» Objective
Every line below is to be quoted exactly, with nothing added or dropped.
==========
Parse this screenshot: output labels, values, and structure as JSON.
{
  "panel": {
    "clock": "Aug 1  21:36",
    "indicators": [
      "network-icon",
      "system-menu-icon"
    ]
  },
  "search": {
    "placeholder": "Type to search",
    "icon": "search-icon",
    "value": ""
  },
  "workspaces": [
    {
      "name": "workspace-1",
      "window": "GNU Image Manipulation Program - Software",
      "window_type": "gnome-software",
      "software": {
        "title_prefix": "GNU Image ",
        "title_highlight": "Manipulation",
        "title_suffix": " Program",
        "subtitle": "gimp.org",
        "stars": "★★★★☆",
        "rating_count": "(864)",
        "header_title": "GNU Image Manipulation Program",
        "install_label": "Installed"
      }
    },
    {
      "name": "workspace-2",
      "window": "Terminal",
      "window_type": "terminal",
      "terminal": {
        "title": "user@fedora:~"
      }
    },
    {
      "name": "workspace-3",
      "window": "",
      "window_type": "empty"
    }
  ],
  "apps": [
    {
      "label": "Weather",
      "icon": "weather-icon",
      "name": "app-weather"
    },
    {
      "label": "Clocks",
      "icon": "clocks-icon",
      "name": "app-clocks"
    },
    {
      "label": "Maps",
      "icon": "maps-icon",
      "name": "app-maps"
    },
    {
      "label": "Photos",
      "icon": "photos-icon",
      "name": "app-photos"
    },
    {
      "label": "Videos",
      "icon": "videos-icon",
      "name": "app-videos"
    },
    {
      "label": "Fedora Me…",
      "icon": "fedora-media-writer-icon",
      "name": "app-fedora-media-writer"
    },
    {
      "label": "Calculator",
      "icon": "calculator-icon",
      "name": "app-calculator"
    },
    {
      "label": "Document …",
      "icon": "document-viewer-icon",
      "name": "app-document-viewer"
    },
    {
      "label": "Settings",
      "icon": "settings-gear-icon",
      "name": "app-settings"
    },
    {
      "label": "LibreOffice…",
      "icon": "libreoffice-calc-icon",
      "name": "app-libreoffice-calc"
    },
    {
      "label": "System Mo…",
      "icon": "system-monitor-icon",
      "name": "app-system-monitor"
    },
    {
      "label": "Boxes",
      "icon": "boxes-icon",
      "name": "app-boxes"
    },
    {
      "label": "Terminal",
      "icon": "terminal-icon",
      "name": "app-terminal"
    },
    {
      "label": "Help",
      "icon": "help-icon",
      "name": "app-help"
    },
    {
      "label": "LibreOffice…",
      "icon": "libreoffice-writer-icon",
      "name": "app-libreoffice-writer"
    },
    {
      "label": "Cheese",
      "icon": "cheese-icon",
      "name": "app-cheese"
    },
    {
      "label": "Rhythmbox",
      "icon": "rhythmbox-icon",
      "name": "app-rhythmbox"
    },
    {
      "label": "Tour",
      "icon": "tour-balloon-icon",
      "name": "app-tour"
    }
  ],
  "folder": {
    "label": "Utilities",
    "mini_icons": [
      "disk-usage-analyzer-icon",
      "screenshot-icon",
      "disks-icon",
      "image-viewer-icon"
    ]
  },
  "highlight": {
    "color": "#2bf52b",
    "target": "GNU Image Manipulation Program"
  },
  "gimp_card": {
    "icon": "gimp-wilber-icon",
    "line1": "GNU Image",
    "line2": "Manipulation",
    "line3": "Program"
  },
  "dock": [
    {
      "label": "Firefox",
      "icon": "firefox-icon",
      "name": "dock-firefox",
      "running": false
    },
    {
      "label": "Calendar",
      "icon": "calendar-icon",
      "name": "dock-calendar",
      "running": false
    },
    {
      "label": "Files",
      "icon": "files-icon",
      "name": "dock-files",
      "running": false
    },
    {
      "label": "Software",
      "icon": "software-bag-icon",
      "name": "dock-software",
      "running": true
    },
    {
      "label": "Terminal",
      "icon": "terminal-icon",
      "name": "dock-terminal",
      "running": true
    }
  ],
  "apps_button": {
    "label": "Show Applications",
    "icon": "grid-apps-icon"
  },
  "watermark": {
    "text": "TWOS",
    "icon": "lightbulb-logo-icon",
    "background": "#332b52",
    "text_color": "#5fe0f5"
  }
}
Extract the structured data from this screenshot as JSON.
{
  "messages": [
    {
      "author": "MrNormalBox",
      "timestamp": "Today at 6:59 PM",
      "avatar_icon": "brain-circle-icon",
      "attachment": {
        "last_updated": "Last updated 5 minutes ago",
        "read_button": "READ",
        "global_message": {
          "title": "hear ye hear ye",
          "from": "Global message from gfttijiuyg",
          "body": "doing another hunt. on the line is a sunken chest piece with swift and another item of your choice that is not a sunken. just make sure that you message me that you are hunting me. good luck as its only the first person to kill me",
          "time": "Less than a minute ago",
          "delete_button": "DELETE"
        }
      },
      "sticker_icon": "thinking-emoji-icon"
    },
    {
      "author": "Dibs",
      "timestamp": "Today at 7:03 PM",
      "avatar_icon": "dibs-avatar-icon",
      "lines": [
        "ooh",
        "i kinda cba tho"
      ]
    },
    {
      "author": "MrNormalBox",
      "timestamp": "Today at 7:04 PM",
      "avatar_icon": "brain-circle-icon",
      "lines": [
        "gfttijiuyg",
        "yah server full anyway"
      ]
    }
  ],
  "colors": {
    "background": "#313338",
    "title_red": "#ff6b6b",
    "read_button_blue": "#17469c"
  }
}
==========
» Response to this task
Parse this screenshot: output labels, values, and structure as JSON.
{
  "panel": {
    "clock": "Aug 1  21:36",
    "indicators": [
      "network-icon",
      "system-menu-icon"
    ]
  },
  "search": {
    "placeholder": "Type to search",
    "icon": "search-icon",
    "value": ""
  },
  "workspaces": [
    {
      "name": "workspace-1",
      "window": "GNU Image Manipulation Program - Software",
      "window_type": "gnome-software",
      "software": {
        "title_prefix": "GNU Image ",
        "title_highlight": "Manipulation",
        "title_suffix": " Program",
        "subtitle": "gimp.org",
        "stars": "★★★★☆",
        "rating_count": "(864)",
        "header_title": "GNU Image Manipulation Program",
        "install_label": "Installed"
      }
    },
    {
      "name": "workspace-2",
      "window": "Terminal",
      "window_type": "terminal",
      "terminal": {
        "title": "user@fedora:~"
      }
    },
    {
      "name": "workspace-3",
      "window": "",
      "window_type": "empty"
    }
  ],
  "apps": [
    {
      "label": "Weather",
      "icon": "weather-icon",
      "name": "app-weather"
    },
    {
      "label": "Clocks",
      "icon": "clocks-icon",
      "name": "app-clocks"
    },
    {
      "label": "Maps",
      "icon": "maps-icon",
      "name": "app-maps"
    },
    {
      "label": "Photos",
      "icon": "photos-icon",
      "name": "app-photos"
    },
    {
      "label": "Videos",
      "icon": "videos-icon",
      "name": "app-videos"
    },
    {
      "label": "Fedora Me…",
      "icon": "fedora-media-writer-icon",
      "name": "app-fedora-media-writer"
    },
    {
      "label": "Calculator",
      "icon": "calculator-icon",
      "name": "app-calculator"
    },
    {
      "label": "Document …",
      "icon": "document-viewer-icon",
      "name": "app-document-viewer"
    },
    {
      "label": "Settings",
      "icon": "settings-gear-icon",
      "name": "app-settings"
    },
    {
      "label": "LibreOffice…",
      "icon": "libreoffice-calc-icon",
      "name": "app-libreoffice-calc"
    },
    {
      "label": "System Mo…",
      "icon": "system-monitor-icon",
      "name": "app-system-monitor"
    },
    {
      "label": "Boxes",
      "icon": "boxes-icon",
      "name": "app-boxes"
    },
    {
      "label": "Terminal",
      "icon": "terminal-icon",
      "name": "app-terminal"
    },
    {
      "label": "Help",
      "icon": "help-icon",
      "name": "app-help"
    },
    {
      "label": "LibreOffice…",
      "icon": "libreoffice-writer-icon",
      "name": "app-libreoffice-writer"
    },
    {
      "label": "Cheese",
      "icon": "cheese-icon",
      "name": "app-cheese"
    },
    {
      "label": "Rhythmbox",
      "icon": "rhythmbox-icon",
      "name": "app-rhythmbox"
    },
    {
      "label": "Tour",
      "icon": "tour-balloon-icon",
      "name": "app-tour"
    }
  ],
  "folder": {
    "label": "Utilities",
    "mini_icons": [
      "disk-usage-analyzer-icon",
      "screenshot-icon",
      "disks-icon",
      "image-viewer-icon"
    ]
  },
  "highlight": {
    "color": "#2bf52b",
    "target": "GNU Image Manipulation Program"
  },
  "gimp_card": {
    "icon": "gimp-wilber-icon",
    "line1": "GNU Image",
    "line2": "Manipulation",
    "line3": "Program"
  },
  "dock": [
    {
      "label": "Firefox",
      "icon": "firefox-icon",
      "name": "dock-firefox",
      "running": false
    },
    {
      "label": "Calendar",
      "icon": "calendar-icon",
      "name": "dock-calendar",
      "running": false
    },
    {
      "label": "Files",
      "icon": "files-icon",
      "name": "dock-files",
      "running": false
    },
    {
      "label": "Software",
      "icon": "software-bag-icon",
      "name": "dock-software",
      "running": true
    },
    {
      "label": "Terminal",
      "icon": "terminal-icon",
      "name": "dock-terminal",
      "running": true
    }
  ],
  "apps_button": {
    "label": "Show Applications",
    "icon": "grid-apps-icon"
  },
  "watermark": {
    "text": "TWOS",
    "icon": "lightbulb-logo-icon",
    "background": "#332b52",
    "text_color": "#5fe0f5"
  }
}
Extract the structured data from this screenshot as JSON.
{
  "messages": [
    {
      "author": "MrNormalBox",
      "timestamp": "Today at 6:59 PM",
      "avatar_icon": "brain-circle-icon",
      "attachment": {
        "last_updated": "Last updated 5 minutes ago",
        "read_button": "READ",
        "global_message": {
          "title": "hear ye hear ye",
          "from": "Global message from gfttijiuyg",
          "body": "doing another hunt. on the line is a sunken chest piece with swift and another item of your choice that is not a sunken. just make sure that you message me that you are hunting me. good luck as its only the first person to kill me",
          "time": "Less than a minute ago",
          "delete_button": "DELETE"
        }
      },
      "sticker_icon": "thinking-emoji-icon"
    },
    {
      "author": "Dibs",
      "timestamp": "Today at 7:03 PM",
      "avatar_icon": "dibs-avatar-icon",
      "lines": [
        "ooh",
        "i kinda cba tho"
      ]
    },
    {
      "author": "MrNormalBox",
      "timestamp": "Today at 7:04 PM",
      "avatar_icon": "brain-circle-icon",
      "lines": [
        "gfttijiuyg",
        "yah server full anyway"
      ]
    }
  ],
  "colors": {
    "background": "#313338",
    "title_red": "#ff6b6b",
    "read_button_blue": "#17469c"
  }
}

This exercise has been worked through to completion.